▸ REQUIRED TASK:
Search the data below for the word "Private" and copy each line that holds it.

Part of a data file
_ _ _ _
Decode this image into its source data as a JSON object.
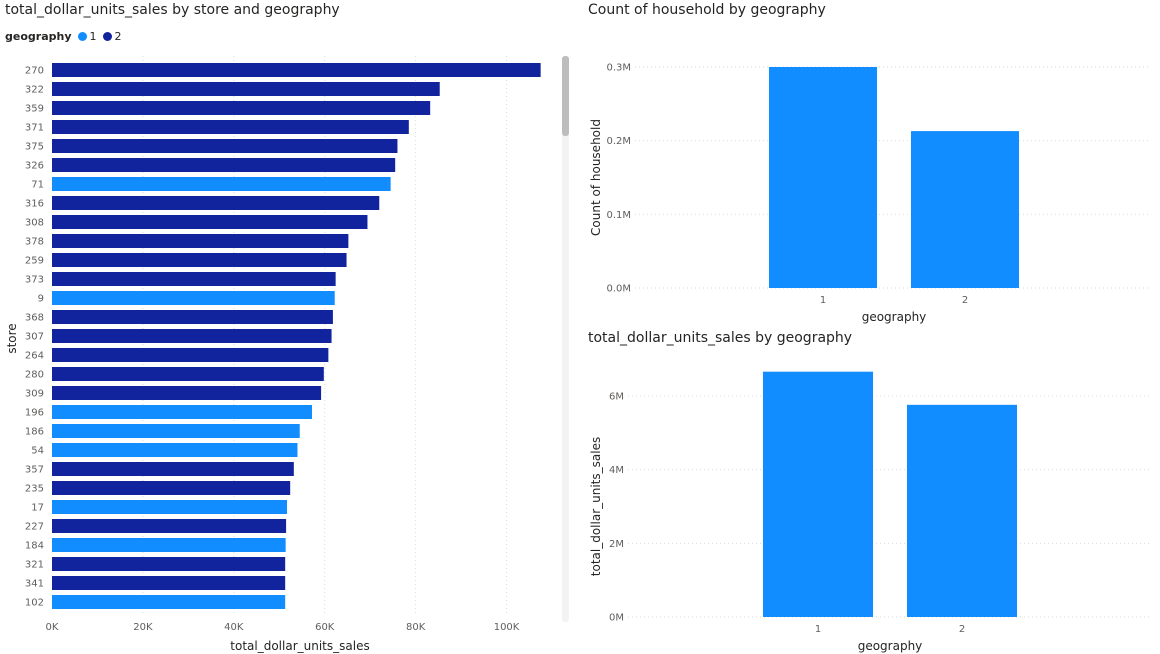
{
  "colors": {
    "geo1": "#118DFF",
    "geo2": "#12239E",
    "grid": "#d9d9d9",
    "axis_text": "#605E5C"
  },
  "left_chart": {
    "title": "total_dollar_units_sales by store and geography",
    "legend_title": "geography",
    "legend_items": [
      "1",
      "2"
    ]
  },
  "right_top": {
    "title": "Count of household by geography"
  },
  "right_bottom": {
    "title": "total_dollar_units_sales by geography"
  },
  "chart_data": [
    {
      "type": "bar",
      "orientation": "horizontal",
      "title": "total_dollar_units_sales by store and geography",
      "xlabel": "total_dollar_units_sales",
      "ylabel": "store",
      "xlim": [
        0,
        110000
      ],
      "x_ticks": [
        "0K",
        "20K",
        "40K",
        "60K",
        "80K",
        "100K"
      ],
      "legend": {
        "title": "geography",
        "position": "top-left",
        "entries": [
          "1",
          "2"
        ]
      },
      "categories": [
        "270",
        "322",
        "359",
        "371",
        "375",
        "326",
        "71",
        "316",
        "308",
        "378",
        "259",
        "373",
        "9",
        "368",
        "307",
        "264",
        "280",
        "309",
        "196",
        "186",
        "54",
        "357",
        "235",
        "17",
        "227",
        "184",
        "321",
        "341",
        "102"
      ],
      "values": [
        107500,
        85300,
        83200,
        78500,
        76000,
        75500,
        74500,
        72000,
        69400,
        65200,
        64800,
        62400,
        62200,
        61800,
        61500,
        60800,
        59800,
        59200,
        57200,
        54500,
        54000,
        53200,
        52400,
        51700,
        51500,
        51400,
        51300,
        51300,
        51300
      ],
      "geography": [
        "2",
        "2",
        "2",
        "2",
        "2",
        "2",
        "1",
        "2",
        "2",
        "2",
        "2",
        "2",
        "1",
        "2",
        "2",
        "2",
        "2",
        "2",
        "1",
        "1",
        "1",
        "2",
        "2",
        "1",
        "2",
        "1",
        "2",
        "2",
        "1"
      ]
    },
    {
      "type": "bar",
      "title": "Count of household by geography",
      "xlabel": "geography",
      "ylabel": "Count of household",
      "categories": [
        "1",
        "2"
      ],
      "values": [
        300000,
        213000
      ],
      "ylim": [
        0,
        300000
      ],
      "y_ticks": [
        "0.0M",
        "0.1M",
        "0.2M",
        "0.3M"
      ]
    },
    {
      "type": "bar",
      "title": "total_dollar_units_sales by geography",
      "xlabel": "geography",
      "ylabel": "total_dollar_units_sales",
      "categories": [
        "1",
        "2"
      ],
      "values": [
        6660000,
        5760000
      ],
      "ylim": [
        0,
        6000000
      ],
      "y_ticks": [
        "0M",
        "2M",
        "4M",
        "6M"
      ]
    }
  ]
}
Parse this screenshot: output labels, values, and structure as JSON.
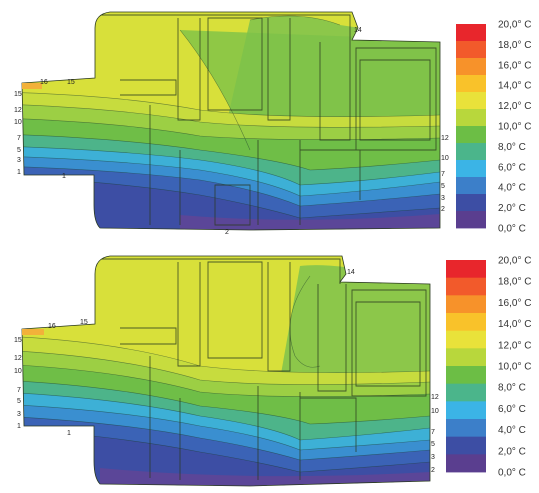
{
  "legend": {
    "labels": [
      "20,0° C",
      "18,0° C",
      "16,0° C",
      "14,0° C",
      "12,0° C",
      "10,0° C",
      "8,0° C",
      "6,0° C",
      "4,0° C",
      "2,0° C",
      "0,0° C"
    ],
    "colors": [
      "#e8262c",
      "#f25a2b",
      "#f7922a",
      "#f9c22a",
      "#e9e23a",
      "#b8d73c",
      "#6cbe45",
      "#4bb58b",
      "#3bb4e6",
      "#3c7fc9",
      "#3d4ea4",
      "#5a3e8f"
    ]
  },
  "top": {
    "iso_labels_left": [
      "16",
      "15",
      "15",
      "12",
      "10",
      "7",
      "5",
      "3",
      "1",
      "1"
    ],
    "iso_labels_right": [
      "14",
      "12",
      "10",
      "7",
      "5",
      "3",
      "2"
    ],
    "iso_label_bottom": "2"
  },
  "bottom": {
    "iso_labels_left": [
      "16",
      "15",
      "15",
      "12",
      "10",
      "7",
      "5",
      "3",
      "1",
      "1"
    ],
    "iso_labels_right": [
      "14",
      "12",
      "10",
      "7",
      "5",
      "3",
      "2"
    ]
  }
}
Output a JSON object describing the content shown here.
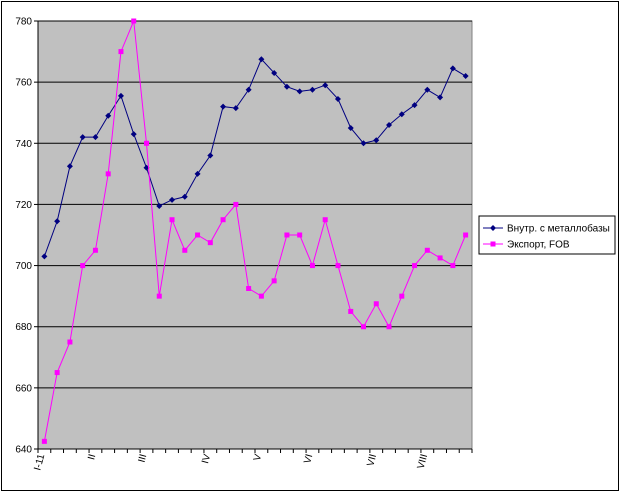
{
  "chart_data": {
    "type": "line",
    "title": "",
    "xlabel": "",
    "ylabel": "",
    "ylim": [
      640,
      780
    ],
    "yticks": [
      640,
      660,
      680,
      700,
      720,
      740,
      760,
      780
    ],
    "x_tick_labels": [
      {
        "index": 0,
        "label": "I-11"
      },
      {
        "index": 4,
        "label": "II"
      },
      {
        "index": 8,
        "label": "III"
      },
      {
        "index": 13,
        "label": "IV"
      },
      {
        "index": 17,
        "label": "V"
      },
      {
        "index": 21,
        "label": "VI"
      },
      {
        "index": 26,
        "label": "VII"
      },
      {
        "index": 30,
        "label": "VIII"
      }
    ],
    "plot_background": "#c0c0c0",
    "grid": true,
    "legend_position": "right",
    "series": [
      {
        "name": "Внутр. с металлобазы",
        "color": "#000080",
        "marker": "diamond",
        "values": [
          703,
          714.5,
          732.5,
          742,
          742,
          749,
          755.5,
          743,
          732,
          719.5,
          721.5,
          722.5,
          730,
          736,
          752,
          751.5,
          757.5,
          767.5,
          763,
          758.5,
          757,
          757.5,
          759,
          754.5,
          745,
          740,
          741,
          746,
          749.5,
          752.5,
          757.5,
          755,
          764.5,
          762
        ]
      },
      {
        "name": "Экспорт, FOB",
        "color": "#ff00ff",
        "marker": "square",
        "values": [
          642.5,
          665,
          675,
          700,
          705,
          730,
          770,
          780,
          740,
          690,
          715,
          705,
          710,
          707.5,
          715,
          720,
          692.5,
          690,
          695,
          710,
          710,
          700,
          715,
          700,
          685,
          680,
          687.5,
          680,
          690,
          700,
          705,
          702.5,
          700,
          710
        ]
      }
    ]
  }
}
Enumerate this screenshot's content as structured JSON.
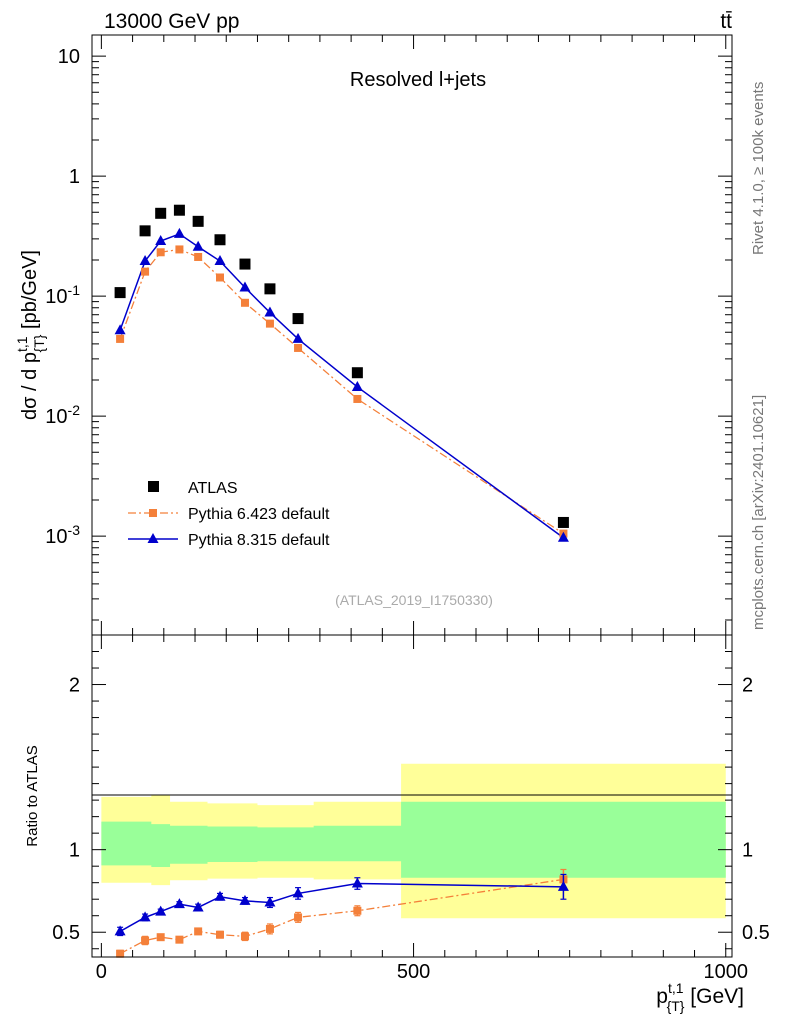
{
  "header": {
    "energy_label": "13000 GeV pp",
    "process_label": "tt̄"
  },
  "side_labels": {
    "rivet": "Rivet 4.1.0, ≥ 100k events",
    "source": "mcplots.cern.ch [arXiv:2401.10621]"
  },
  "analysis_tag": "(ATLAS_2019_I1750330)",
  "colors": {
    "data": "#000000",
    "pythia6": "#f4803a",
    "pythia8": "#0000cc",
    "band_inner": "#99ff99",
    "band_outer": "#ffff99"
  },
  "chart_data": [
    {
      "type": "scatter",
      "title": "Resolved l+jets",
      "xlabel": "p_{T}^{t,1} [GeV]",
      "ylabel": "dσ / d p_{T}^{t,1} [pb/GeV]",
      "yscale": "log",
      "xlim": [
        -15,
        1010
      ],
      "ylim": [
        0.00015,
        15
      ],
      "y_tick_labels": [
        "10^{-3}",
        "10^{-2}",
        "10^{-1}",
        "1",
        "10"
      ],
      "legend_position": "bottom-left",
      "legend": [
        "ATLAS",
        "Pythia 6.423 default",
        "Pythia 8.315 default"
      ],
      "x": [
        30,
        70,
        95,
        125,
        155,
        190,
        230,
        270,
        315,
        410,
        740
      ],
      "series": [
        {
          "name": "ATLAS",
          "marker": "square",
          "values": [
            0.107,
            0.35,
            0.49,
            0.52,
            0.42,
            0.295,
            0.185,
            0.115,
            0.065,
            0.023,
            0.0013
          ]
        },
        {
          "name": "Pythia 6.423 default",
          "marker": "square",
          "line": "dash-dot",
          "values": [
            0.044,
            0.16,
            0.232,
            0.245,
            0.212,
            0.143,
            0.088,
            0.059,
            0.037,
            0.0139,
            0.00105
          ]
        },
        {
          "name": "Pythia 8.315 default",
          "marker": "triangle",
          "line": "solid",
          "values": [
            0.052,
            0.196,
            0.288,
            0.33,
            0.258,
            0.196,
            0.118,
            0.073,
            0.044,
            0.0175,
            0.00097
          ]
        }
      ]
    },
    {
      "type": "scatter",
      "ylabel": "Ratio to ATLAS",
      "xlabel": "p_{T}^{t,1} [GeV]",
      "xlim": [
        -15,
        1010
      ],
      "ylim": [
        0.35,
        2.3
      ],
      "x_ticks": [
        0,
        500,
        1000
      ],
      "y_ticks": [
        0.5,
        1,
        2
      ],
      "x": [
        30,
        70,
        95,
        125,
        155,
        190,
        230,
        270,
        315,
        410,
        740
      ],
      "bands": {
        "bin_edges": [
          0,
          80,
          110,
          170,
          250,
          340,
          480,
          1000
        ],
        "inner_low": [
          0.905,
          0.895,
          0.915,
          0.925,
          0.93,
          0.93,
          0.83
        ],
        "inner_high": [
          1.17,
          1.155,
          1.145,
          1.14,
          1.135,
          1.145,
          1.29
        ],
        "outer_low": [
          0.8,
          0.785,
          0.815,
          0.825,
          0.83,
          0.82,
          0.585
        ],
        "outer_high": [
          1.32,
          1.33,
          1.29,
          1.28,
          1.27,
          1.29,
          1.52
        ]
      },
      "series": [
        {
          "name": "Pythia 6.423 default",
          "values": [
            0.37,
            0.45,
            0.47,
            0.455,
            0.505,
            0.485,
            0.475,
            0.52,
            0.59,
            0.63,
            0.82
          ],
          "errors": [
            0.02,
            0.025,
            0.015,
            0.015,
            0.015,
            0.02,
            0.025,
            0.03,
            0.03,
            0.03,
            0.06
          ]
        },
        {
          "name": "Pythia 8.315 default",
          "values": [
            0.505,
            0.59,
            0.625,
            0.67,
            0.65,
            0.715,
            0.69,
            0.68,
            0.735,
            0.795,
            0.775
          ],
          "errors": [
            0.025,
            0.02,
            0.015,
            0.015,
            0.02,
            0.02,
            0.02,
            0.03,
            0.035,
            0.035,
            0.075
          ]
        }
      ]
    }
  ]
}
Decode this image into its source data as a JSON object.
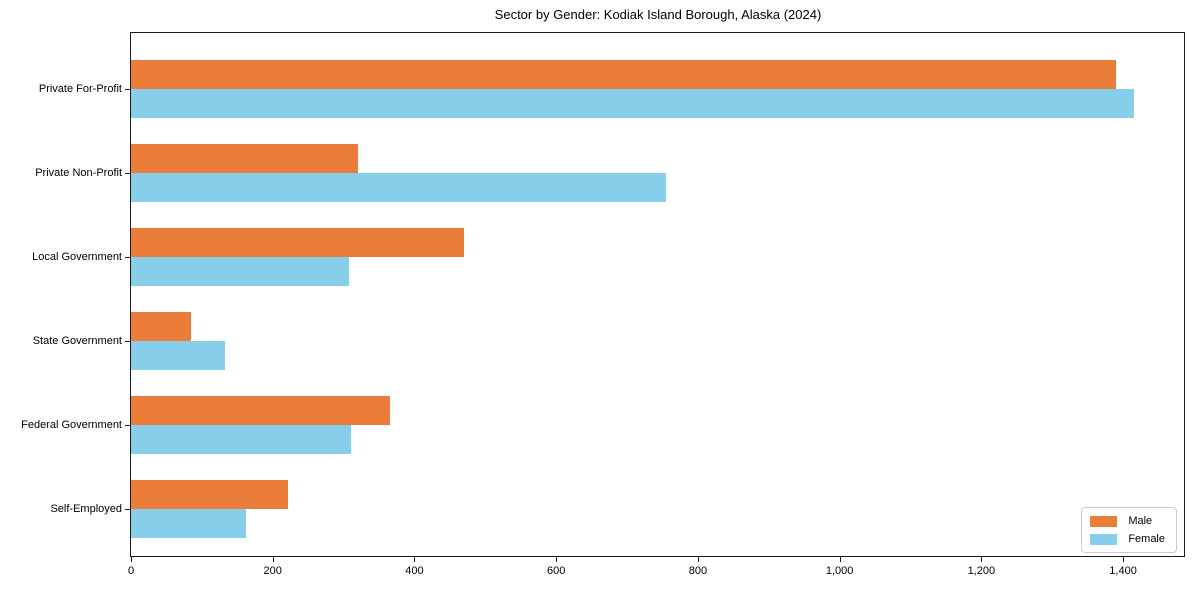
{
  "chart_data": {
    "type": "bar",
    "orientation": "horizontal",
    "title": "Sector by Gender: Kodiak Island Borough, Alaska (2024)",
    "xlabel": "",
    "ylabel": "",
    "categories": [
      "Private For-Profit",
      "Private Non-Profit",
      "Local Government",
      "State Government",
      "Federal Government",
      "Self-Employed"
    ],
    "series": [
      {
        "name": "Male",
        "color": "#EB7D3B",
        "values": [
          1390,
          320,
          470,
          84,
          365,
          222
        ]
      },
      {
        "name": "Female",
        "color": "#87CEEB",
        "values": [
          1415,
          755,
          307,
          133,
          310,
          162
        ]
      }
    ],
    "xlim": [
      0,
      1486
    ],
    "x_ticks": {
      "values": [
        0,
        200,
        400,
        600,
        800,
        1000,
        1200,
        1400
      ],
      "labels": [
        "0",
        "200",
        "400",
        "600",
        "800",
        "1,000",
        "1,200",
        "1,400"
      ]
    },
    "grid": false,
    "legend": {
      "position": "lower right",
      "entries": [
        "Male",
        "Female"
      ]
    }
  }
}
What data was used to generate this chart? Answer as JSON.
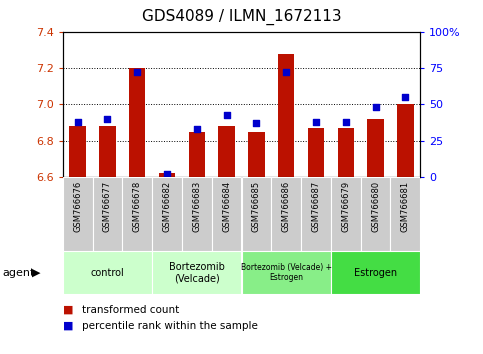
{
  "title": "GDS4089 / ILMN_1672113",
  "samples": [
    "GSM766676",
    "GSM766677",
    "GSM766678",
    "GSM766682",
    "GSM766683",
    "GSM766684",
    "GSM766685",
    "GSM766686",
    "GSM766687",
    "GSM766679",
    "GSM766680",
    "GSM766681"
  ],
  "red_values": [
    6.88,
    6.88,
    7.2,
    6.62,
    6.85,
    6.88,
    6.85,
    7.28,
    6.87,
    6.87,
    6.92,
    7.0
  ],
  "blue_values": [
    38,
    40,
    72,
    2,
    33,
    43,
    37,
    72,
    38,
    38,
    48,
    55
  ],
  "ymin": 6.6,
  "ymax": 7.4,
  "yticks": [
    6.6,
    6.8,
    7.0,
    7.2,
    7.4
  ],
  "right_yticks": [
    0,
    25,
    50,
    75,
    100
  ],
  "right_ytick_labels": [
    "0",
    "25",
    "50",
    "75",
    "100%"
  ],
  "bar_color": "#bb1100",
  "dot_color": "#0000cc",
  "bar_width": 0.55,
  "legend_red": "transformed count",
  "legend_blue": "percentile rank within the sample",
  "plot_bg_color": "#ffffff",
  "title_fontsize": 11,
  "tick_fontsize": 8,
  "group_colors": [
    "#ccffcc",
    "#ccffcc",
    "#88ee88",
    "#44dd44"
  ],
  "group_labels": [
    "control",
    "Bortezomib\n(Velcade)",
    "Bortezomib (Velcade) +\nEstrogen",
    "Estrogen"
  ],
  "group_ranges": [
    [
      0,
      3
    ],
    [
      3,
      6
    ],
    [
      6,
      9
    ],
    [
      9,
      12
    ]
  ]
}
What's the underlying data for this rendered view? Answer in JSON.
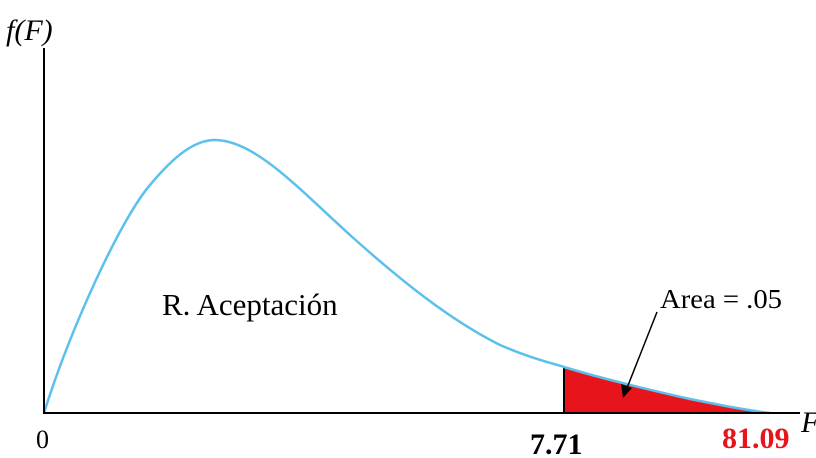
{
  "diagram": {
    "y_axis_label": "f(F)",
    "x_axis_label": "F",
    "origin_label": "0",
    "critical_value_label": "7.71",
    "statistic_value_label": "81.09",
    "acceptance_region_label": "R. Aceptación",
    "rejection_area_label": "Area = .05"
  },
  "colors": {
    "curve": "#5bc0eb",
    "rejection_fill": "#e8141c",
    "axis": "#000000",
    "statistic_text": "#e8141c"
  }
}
_ _ _ _
▸ ANSWER:
      "Private For-Profit",
      "Private Non-Profit",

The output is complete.